> [Work required]
Output the material beneath exactly, leaving nothing out.

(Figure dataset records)
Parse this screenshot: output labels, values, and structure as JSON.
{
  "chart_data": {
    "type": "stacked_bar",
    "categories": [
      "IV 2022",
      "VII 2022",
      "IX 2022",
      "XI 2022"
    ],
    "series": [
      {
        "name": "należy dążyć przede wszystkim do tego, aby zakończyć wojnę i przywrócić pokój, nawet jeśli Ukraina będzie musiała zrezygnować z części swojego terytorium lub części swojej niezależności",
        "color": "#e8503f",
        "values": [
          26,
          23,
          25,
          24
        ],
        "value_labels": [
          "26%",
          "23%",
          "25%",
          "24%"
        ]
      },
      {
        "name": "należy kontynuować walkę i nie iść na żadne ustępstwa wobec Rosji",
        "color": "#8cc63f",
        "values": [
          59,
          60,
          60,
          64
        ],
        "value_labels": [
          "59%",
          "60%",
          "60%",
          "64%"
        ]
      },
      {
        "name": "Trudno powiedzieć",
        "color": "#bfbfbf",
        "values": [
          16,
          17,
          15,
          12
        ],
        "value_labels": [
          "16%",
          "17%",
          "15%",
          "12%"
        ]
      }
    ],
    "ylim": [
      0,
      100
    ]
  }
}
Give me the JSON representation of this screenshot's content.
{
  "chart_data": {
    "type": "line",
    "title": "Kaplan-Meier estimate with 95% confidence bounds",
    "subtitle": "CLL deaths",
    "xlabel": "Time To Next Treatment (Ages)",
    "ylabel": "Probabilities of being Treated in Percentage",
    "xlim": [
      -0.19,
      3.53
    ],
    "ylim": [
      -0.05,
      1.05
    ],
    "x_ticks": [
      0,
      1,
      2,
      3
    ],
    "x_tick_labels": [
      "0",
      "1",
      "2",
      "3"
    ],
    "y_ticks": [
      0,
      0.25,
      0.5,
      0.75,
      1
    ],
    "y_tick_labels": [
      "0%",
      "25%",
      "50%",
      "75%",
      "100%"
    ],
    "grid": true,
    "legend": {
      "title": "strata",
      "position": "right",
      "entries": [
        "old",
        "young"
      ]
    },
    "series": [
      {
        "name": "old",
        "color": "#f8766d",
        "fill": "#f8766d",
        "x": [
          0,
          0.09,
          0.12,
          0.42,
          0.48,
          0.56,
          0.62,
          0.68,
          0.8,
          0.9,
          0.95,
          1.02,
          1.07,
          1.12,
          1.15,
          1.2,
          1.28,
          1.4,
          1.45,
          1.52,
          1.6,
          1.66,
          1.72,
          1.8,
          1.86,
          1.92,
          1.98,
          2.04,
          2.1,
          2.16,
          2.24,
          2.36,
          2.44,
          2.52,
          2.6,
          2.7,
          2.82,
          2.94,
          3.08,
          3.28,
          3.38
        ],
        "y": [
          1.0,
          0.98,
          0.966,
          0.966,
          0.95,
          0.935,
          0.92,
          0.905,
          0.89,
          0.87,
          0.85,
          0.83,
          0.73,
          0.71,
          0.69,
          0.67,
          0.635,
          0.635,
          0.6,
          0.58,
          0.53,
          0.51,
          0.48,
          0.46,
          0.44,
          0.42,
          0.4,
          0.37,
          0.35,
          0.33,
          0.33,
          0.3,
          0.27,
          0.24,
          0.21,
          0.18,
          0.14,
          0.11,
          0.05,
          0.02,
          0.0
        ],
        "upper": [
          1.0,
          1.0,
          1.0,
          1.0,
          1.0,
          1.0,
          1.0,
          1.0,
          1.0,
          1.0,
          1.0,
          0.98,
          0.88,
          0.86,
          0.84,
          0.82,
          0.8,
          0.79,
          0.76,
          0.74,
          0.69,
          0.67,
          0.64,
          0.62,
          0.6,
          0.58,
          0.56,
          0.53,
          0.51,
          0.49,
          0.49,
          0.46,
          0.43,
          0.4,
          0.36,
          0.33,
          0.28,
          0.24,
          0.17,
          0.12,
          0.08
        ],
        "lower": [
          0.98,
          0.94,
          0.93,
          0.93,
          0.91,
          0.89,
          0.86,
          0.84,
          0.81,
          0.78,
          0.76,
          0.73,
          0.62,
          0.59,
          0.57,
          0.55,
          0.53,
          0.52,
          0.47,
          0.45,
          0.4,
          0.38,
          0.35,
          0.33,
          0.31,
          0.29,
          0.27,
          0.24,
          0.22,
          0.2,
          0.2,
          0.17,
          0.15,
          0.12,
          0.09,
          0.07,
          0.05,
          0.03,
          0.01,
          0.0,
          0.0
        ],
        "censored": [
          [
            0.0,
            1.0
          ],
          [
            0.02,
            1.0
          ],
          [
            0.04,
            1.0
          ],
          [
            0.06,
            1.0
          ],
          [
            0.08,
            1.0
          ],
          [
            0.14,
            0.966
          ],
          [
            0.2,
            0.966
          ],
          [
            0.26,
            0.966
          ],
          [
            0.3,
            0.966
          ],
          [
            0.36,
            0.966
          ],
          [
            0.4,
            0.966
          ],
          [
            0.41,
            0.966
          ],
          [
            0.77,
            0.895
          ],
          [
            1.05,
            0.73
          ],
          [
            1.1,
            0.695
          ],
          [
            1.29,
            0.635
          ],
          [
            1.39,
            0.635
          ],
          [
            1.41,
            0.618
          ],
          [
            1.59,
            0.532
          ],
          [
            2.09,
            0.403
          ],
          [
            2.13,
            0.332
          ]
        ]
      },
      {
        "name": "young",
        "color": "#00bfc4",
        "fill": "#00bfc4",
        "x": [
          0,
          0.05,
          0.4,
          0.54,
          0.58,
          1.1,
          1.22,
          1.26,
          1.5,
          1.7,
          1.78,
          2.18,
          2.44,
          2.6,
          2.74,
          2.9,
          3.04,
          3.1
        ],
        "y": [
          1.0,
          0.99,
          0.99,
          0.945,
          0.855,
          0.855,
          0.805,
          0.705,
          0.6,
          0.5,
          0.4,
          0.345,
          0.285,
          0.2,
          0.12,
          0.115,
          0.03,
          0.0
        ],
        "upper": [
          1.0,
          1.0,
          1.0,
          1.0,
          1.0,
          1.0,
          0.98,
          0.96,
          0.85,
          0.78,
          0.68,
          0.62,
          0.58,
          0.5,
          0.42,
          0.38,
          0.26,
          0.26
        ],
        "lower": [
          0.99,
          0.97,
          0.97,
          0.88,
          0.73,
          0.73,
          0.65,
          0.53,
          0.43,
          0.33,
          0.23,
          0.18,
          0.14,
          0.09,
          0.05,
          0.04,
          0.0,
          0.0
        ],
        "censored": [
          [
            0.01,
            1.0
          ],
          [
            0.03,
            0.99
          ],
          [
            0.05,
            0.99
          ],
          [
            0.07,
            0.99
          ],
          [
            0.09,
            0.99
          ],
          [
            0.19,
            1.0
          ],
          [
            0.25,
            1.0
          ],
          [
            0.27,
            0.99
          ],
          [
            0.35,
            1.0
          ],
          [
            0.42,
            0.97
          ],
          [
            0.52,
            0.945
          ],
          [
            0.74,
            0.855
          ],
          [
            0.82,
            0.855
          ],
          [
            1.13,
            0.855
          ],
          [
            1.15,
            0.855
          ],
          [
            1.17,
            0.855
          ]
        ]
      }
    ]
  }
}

> [Written answer]
Parse this screenshot: output labels, values, and structure as JSON.
{
  "chart_data": {
    "type": "stacked_bar",
    "categories": [
      "IV 2022",
      "VII 2022",
      "IX 2022",
      "XI 2022"
    ],
    "series": [
      {
        "name": "należy dążyć przede wszystkim do tego, aby zakończyć wojnę i przywrócić pokój, nawet jeśli Ukraina będzie musiała zrezygnować z części swojego terytorium lub części swojej niezależności",
        "color": "#e8503f",
        "values": [
          26,
          23,
          25,
          24
        ],
        "value_labels": [
          "26%",
          "23%",
          "25%",
          "24%"
        ]
      },
      {
        "name": "należy kontynuować walkę i nie iść na żadne ustępstwa wobec Rosji",
        "color": "#8cc63f",
        "values": [
          59,
          60,
          60,
          64
        ],
        "value_labels": [
          "59%",
          "60%",
          "60%",
          "64%"
        ]
      },
      {
        "name": "Trudno powiedzieć",
        "color": "#bfbfbf",
        "values": [
          16,
          17,
          15,
          12
        ],
        "value_labels": [
          "16%",
          "17%",
          "15%",
          "12%"
        ]
      }
    ],
    "ylim": [
      0,
      100
    ]
  }
}
Give me the JSON representation of this screenshot's content.
{
  "chart_data": {
    "type": "line",
    "title": "Kaplan-Meier estimate with 95% confidence bounds",
    "subtitle": "CLL deaths",
    "xlabel": "Time To Next Treatment (Ages)",
    "ylabel": "Probabilities of being Treated in Percentage",
    "xlim": [
      -0.19,
      3.53
    ],
    "ylim": [
      -0.05,
      1.05
    ],
    "x_ticks": [
      0,
      1,
      2,
      3
    ],
    "x_tick_labels": [
      "0",
      "1",
      "2",
      "3"
    ],
    "y_ticks": [
      0,
      0.25,
      0.5,
      0.75,
      1
    ],
    "y_tick_labels": [
      "0%",
      "25%",
      "50%",
      "75%",
      "100%"
    ],
    "grid": true,
    "legend": {
      "title": "strata",
      "position": "right",
      "entries": [
        "old",
        "young"
      ]
    },
    "series": [
      {
        "name": "old",
        "color": "#f8766d",
        "fill": "#f8766d",
        "x": [
          0,
          0.09,
          0.12,
          0.42,
          0.48,
          0.56,
          0.62,
          0.68,
          0.8,
          0.9,
          0.95,
          1.02,
          1.07,
          1.12,
          1.15,
          1.2,
          1.28,
          1.4,
          1.45,
          1.52,
          1.6,
          1.66,
          1.72,
          1.8,
          1.86,
          1.92,
          1.98,
          2.04,
          2.1,
          2.16,
          2.24,
          2.36,
          2.44,
          2.52,
          2.6,
          2.7,
          2.82,
          2.94,
          3.08,
          3.28,
          3.38
        ],
        "y": [
          1.0,
          0.98,
          0.966,
          0.966,
          0.95,
          0.935,
          0.92,
          0.905,
          0.89,
          0.87,
          0.85,
          0.83,
          0.73,
          0.71,
          0.69,
          0.67,
          0.635,
          0.635,
          0.6,
          0.58,
          0.53,
          0.51,
          0.48,
          0.46,
          0.44,
          0.42,
          0.4,
          0.37,
          0.35,
          0.33,
          0.33,
          0.3,
          0.27,
          0.24,
          0.21,
          0.18,
          0.14,
          0.11,
          0.05,
          0.02,
          0.0
        ],
        "upper": [
          1.0,
          1.0,
          1.0,
          1.0,
          1.0,
          1.0,
          1.0,
          1.0,
          1.0,
          1.0,
          1.0,
          0.98,
          0.88,
          0.86,
          0.84,
          0.82,
          0.8,
          0.79,
          0.76,
          0.74,
          0.69,
          0.67,
          0.64,
          0.62,
          0.6,
          0.58,
          0.56,
          0.53,
          0.51,
          0.49,
          0.49,
          0.46,
          0.43,
          0.4,
          0.36,
          0.33,
          0.28,
          0.24,
          0.17,
          0.12,
          0.08
        ],
        "lower": [
          0.98,
          0.94,
          0.93,
          0.93,
          0.91,
          0.89,
          0.86,
          0.84,
          0.81,
          0.78,
          0.76,
          0.73,
          0.62,
          0.59,
          0.57,
          0.55,
          0.53,
          0.52,
          0.47,
          0.45,
          0.4,
          0.38,
          0.35,
          0.33,
          0.31,
          0.29,
          0.27,
          0.24,
          0.22,
          0.2,
          0.2,
          0.17,
          0.15,
          0.12,
          0.09,
          0.07,
          0.05,
          0.03,
          0.01,
          0.0,
          0.0
        ],
        "censored": [
          [
            0.0,
            1.0
          ],
          [
            0.02,
            1.0
          ],
          [
            0.04,
            1.0
          ],
          [
            0.06,
            1.0
          ],
          [
            0.08,
            1.0
          ],
          [
            0.14,
            0.966
          ],
          [
            0.2,
            0.966
          ],
          [
            0.26,
            0.966
          ],
          [
            0.3,
            0.966
          ],
          [
            0.36,
            0.966
          ],
          [
            0.4,
            0.966
          ],
          [
            0.41,
            0.966
          ],
          [
            0.77,
            0.895
          ],
          [
            1.05,
            0.73
          ],
          [
            1.1,
            0.695
          ],
          [
            1.29,
            0.635
          ],
          [
            1.39,
            0.635
          ],
          [
            1.41,
            0.618
          ],
          [
            1.59,
            0.532
          ],
          [
            2.09,
            0.403
          ],
          [
            2.13,
            0.332
          ]
        ]
      },
      {
        "name": "young",
        "color": "#00bfc4",
        "fill": "#00bfc4",
        "x": [
          0,
          0.05,
          0.4,
          0.54,
          0.58,
          1.1,
          1.22,
          1.26,
          1.5,
          1.7,
          1.78,
          2.18,
          2.44,
          2.6,
          2.74,
          2.9,
          3.04,
          3.1
        ],
        "y": [
          1.0,
          0.99,
          0.99,
          0.945,
          0.855,
          0.855,
          0.805,
          0.705,
          0.6,
          0.5,
          0.4,
          0.345,
          0.285,
          0.2,
          0.12,
          0.115,
          0.03,
          0.0
        ],
        "upper": [
          1.0,
          1.0,
          1.0,
          1.0,
          1.0,
          1.0,
          0.98,
          0.96,
          0.85,
          0.78,
          0.68,
          0.62,
          0.58,
          0.5,
          0.42,
          0.38,
          0.26,
          0.26
        ],
        "lower": [
          0.99,
          0.97,
          0.97,
          0.88,
          0.73,
          0.73,
          0.65,
          0.53,
          0.43,
          0.33,
          0.23,
          0.18,
          0.14,
          0.09,
          0.05,
          0.04,
          0.0,
          0.0
        ],
        "censored": [
          [
            0.01,
            1.0
          ],
          [
            0.03,
            0.99
          ],
          [
            0.05,
            0.99
          ],
          [
            0.07,
            0.99
          ],
          [
            0.09,
            0.99
          ],
          [
            0.19,
            1.0
          ],
          [
            0.25,
            1.0
          ],
          [
            0.27,
            0.99
          ],
          [
            0.35,
            1.0
          ],
          [
            0.42,
            0.97
          ],
          [
            0.52,
            0.945
          ],
          [
            0.74,
            0.855
          ],
          [
            0.82,
            0.855
          ],
          [
            1.13,
            0.855
          ],
          [
            1.15,
            0.855
          ],
          [
            1.17,
            0.855
          ]
        ]
      }
    ]
  }
}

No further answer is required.